◆ Data

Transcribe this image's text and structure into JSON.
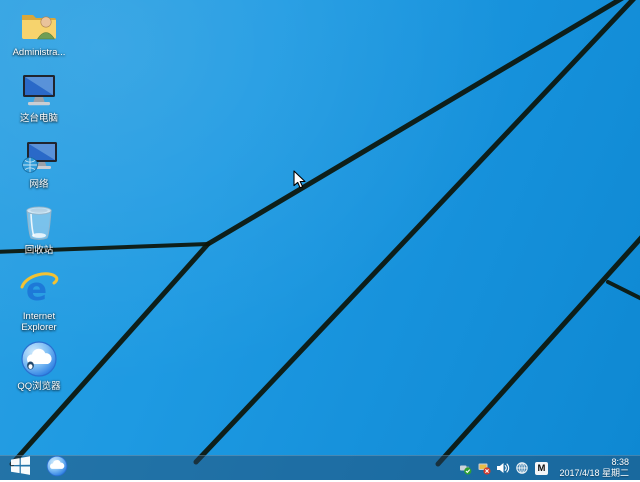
{
  "desktop": {
    "icons": [
      {
        "name": "user-folder",
        "label": "Administra..."
      },
      {
        "name": "this-pc",
        "label": "这台电脑"
      },
      {
        "name": "network",
        "label": "网络"
      },
      {
        "name": "recycle-bin",
        "label": "回收站"
      },
      {
        "name": "internet-explorer",
        "label": "Internet Explorer"
      },
      {
        "name": "qq-browser",
        "label": "QQ浏览器"
      }
    ]
  },
  "taskbar": {
    "start_icon": "windows-logo",
    "pinned": [
      {
        "name": "qq-browser-taskbar"
      }
    ],
    "tray": {
      "icon_names": [
        "safely-remove-hardware-icon",
        "device-error-icon",
        "volume-icon",
        "network-globe-icon",
        "ime-mode-icon"
      ],
      "ime_label": "M",
      "clock": {
        "time": "8:38",
        "date": "2017/4/18 星期二"
      }
    }
  },
  "colors": {
    "wallpaper_light": "#2ba0e2",
    "wallpaper_mid": "#1b97e0",
    "wallpaper_deep": "#0e88d2",
    "wallpaper_line": "#0d150b",
    "taskbar_overlay": "rgba(38,72,102,0.48)",
    "label_text": "#ffffff"
  }
}
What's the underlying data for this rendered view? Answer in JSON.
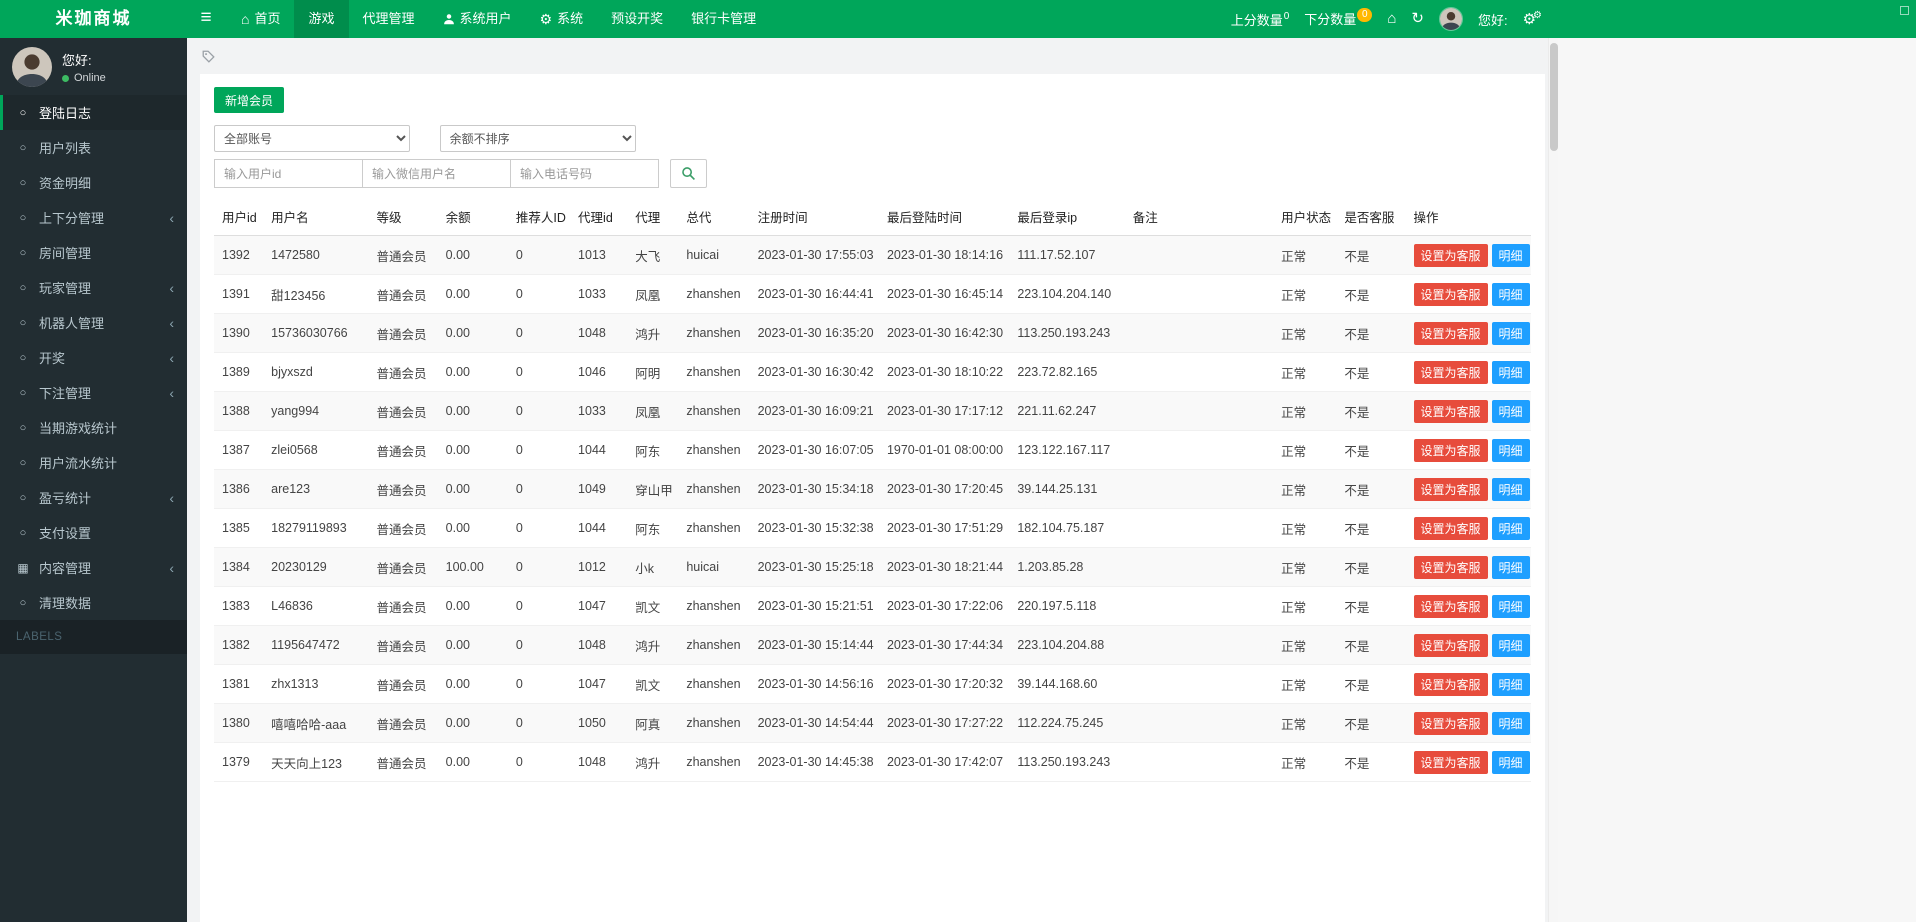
{
  "header": {
    "logo": "米珈商城",
    "nav": [
      {
        "label": "首页",
        "icon": "home",
        "active": false
      },
      {
        "label": "游戏",
        "active": true
      },
      {
        "label": "代理管理",
        "active": false
      },
      {
        "label": "系统用户",
        "icon": "user",
        "active": false
      },
      {
        "label": "系统",
        "icon": "gear",
        "active": false
      },
      {
        "label": "预设开奖",
        "active": false
      },
      {
        "label": "银行卡管理",
        "active": false
      }
    ],
    "score_up": {
      "label": "上分数量",
      "badge": "0"
    },
    "score_down": {
      "label": "下分数量",
      "badge": "0"
    },
    "greeting": "您好:"
  },
  "sidebar": {
    "greeting": "您好:",
    "status": "Online",
    "items": [
      {
        "label": "登陆日志",
        "icon": "circle",
        "active": true,
        "has_children": false
      },
      {
        "label": "用户列表",
        "icon": "circle",
        "active": false,
        "has_children": false
      },
      {
        "label": "资金明细",
        "icon": "circle",
        "active": false,
        "has_children": false
      },
      {
        "label": "上下分管理",
        "icon": "circle",
        "active": false,
        "has_children": true
      },
      {
        "label": "房间管理",
        "icon": "circle",
        "active": false,
        "has_children": false
      },
      {
        "label": "玩家管理",
        "icon": "circle",
        "active": false,
        "has_children": true
      },
      {
        "label": "机器人管理",
        "icon": "circle",
        "active": false,
        "has_children": true
      },
      {
        "label": "开奖",
        "icon": "circle",
        "active": false,
        "has_children": true
      },
      {
        "label": "下注管理",
        "icon": "circle",
        "active": false,
        "has_children": true
      },
      {
        "label": "当期游戏统计",
        "icon": "circle",
        "active": false,
        "has_children": false
      },
      {
        "label": "用户流水统计",
        "icon": "circle",
        "active": false,
        "has_children": false
      },
      {
        "label": "盈亏统计",
        "icon": "circle",
        "active": false,
        "has_children": true
      },
      {
        "label": "支付设置",
        "icon": "circle",
        "active": false,
        "has_children": false
      },
      {
        "label": "内容管理",
        "icon": "grid",
        "active": false,
        "has_children": true
      },
      {
        "label": "清理数据",
        "icon": "circle",
        "active": false,
        "has_children": false
      }
    ],
    "section_label": "LABELS"
  },
  "toolbar": {
    "add_member": "新增会员",
    "account_filter": "全部账号",
    "balance_sort": "余额不排序",
    "ph_userid": "输入用户id",
    "ph_wechat": "输入微信用户名",
    "ph_phone": "输入电话号码"
  },
  "table": {
    "headers": [
      "用户id",
      "用户名",
      "等级",
      "余额",
      "推荐人ID",
      "代理id",
      "代理",
      "总代",
      "注册时间",
      "最后登陆时间",
      "最后登录ip",
      "备注",
      "用户状态",
      "是否客服",
      "操作"
    ],
    "actions": {
      "set_service": "设置为客服",
      "detail": "明细"
    },
    "rows": [
      [
        "1392",
        "1472580",
        "普通会员",
        "0.00",
        "0",
        "1013",
        "大飞",
        "huicai",
        "2023-01-30 17:55:03",
        "2023-01-30 18:14:16",
        "111.17.52.107",
        "",
        "正常",
        "不是"
      ],
      [
        "1391",
        "甜123456",
        "普通会员",
        "0.00",
        "0",
        "1033",
        "凤凰",
        "zhanshen",
        "2023-01-30 16:44:41",
        "2023-01-30 16:45:14",
        "223.104.204.140",
        "",
        "正常",
        "不是"
      ],
      [
        "1390",
        "15736030766",
        "普通会员",
        "0.00",
        "0",
        "1048",
        "鸿升",
        "zhanshen",
        "2023-01-30 16:35:20",
        "2023-01-30 16:42:30",
        "113.250.193.243",
        "",
        "正常",
        "不是"
      ],
      [
        "1389",
        "bjyxszd",
        "普通会员",
        "0.00",
        "0",
        "1046",
        "阿明",
        "zhanshen",
        "2023-01-30 16:30:42",
        "2023-01-30 18:10:22",
        "223.72.82.165",
        "",
        "正常",
        "不是"
      ],
      [
        "1388",
        "yang994",
        "普通会员",
        "0.00",
        "0",
        "1033",
        "凤凰",
        "zhanshen",
        "2023-01-30 16:09:21",
        "2023-01-30 17:17:12",
        "221.11.62.247",
        "",
        "正常",
        "不是"
      ],
      [
        "1387",
        "zlei0568",
        "普通会员",
        "0.00",
        "0",
        "1044",
        "阿东",
        "zhanshen",
        "2023-01-30 16:07:05",
        "1970-01-01 08:00:00",
        "123.122.167.117",
        "",
        "正常",
        "不是"
      ],
      [
        "1386",
        "are123",
        "普通会员",
        "0.00",
        "0",
        "1049",
        "穿山甲",
        "zhanshen",
        "2023-01-30 15:34:18",
        "2023-01-30 17:20:45",
        "39.144.25.131",
        "",
        "正常",
        "不是"
      ],
      [
        "1385",
        "18279119893",
        "普通会员",
        "0.00",
        "0",
        "1044",
        "阿东",
        "zhanshen",
        "2023-01-30 15:32:38",
        "2023-01-30 17:51:29",
        "182.104.75.187",
        "",
        "正常",
        "不是"
      ],
      [
        "1384",
        "20230129",
        "普通会员",
        "100.00",
        "0",
        "1012",
        "小k",
        "huicai",
        "2023-01-30 15:25:18",
        "2023-01-30 18:21:44",
        "1.203.85.28",
        "",
        "正常",
        "不是"
      ],
      [
        "1383",
        "L46836",
        "普通会员",
        "0.00",
        "0",
        "1047",
        "凯文",
        "zhanshen",
        "2023-01-30 15:21:51",
        "2023-01-30 17:22:06",
        "220.197.5.118",
        "",
        "正常",
        "不是"
      ],
      [
        "1382",
        "1195647472",
        "普通会员",
        "0.00",
        "0",
        "1048",
        "鸿升",
        "zhanshen",
        "2023-01-30 15:14:44",
        "2023-01-30 17:44:34",
        "223.104.204.88",
        "",
        "正常",
        "不是"
      ],
      [
        "1381",
        "zhx1313",
        "普通会员",
        "0.00",
        "0",
        "1047",
        "凯文",
        "zhanshen",
        "2023-01-30 14:56:16",
        "2023-01-30 17:20:32",
        "39.144.168.60",
        "",
        "正常",
        "不是"
      ],
      [
        "1380",
        "嘻嘻哈哈-aaa",
        "普通会员",
        "0.00",
        "0",
        "1050",
        "阿真",
        "zhanshen",
        "2023-01-30 14:54:44",
        "2023-01-30 17:27:22",
        "112.224.75.245",
        "",
        "正常",
        "不是"
      ],
      [
        "1379",
        "天天向上123",
        "普通会员",
        "0.00",
        "0",
        "1048",
        "鸿升",
        "zhanshen",
        "2023-01-30 14:45:38",
        "2023-01-30 17:42:07",
        "113.250.193.243",
        "",
        "正常",
        "不是"
      ]
    ]
  }
}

◆ Set task
Where a line holds "JSON", copy that line.

◆ Finished answer
Transcribe this image's text and structure into JSON.
What's the underlying data for this rendered view? Answer in JSON.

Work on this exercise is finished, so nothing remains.